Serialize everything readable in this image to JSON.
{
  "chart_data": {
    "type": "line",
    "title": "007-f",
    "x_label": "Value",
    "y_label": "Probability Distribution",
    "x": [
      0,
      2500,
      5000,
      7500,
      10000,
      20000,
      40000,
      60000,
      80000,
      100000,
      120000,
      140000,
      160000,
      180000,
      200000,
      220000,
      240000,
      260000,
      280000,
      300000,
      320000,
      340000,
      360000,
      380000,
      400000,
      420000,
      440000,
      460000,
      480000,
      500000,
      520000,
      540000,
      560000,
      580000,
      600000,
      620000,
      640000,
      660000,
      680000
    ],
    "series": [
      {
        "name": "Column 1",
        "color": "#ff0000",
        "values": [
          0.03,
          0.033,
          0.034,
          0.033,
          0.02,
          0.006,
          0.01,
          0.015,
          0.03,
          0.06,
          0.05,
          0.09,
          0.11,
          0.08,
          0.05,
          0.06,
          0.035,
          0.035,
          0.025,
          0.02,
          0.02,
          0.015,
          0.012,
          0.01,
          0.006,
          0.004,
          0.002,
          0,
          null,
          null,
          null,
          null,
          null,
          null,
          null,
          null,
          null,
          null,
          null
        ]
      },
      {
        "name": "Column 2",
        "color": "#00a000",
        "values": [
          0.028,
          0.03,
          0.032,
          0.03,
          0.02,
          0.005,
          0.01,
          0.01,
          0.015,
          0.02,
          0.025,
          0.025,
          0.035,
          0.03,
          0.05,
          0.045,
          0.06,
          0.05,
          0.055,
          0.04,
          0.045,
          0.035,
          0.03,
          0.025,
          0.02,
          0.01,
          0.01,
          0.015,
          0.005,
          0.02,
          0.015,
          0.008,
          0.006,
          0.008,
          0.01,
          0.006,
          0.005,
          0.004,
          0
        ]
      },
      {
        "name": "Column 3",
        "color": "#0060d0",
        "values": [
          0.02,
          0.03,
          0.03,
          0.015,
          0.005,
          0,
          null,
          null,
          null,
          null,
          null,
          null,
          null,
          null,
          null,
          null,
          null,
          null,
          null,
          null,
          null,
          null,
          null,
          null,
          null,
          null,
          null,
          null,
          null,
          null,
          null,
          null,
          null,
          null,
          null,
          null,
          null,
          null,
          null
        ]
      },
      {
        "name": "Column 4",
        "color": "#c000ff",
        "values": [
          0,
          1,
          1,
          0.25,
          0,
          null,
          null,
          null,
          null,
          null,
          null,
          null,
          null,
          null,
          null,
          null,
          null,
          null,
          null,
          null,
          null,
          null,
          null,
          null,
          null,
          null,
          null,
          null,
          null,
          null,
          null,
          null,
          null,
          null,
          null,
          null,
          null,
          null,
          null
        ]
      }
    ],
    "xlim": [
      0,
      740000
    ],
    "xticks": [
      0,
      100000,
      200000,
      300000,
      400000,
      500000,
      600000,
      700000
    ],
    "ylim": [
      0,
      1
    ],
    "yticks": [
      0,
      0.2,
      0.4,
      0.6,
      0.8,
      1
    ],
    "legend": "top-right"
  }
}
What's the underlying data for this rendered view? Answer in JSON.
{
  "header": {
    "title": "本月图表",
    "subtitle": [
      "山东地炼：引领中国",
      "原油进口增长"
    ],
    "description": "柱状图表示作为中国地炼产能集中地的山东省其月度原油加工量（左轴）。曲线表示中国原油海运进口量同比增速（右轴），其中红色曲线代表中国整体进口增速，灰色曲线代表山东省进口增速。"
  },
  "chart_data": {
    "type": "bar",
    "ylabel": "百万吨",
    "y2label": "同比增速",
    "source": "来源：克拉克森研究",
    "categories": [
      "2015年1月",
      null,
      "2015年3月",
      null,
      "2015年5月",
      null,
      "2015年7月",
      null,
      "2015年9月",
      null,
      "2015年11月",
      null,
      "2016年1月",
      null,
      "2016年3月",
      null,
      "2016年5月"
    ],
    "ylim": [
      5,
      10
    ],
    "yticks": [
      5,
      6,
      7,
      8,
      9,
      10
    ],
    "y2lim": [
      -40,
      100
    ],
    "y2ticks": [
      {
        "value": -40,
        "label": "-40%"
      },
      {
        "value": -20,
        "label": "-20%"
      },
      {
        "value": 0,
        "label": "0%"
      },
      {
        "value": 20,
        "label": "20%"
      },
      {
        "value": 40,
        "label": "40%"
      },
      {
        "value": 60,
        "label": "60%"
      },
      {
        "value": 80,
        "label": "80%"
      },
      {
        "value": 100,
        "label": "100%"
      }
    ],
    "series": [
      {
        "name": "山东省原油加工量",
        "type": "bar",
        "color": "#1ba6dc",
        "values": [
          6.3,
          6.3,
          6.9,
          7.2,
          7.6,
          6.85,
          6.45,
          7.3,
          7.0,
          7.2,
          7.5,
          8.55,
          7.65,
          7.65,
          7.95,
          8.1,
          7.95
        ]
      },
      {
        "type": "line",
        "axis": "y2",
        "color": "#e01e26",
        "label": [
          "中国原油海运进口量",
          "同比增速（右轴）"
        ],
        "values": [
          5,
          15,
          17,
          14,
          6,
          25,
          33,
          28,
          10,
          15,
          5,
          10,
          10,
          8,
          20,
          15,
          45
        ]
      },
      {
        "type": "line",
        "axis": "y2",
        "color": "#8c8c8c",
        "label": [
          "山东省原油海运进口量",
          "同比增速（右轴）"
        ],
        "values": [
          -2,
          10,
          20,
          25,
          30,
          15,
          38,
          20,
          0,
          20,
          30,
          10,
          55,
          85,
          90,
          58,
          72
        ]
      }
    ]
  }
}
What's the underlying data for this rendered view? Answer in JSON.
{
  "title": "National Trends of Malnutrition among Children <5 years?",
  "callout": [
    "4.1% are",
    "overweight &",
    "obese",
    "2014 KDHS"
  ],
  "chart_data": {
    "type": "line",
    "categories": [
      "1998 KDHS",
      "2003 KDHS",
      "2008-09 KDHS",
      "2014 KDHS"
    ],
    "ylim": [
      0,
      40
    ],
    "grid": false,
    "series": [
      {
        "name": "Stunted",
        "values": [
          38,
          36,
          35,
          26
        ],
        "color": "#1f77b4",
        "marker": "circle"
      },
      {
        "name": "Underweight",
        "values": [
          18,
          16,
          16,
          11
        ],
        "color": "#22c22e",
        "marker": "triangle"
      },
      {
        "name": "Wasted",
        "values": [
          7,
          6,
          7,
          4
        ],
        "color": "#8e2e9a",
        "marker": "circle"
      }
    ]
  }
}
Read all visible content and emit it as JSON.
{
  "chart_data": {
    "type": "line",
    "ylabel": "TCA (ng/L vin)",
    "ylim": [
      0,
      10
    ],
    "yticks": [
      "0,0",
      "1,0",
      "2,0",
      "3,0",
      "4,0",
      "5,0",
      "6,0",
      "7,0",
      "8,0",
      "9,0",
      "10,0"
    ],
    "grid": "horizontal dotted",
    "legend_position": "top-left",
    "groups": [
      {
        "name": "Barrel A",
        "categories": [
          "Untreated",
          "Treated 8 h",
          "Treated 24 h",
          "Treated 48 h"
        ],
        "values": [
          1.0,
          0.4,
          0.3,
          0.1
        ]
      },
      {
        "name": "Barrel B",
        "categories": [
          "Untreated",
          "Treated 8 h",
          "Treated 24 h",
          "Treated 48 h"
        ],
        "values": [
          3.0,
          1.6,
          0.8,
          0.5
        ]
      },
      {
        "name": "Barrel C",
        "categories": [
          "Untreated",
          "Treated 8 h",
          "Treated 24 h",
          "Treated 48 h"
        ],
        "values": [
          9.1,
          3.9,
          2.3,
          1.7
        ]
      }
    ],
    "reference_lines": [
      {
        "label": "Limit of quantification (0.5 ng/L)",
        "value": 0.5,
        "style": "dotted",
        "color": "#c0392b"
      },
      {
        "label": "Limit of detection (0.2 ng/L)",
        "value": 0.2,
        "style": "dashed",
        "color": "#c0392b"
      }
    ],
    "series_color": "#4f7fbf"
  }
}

▸ **REQUIRED TASK**
In the listing, find each line with the string "Limit" and copy it.

▸ **FINAL ANSWER**
        "label": "Limit of quantification (0.5 ng/L)",
        "label": "Limit of detection (0.2 ng/L)",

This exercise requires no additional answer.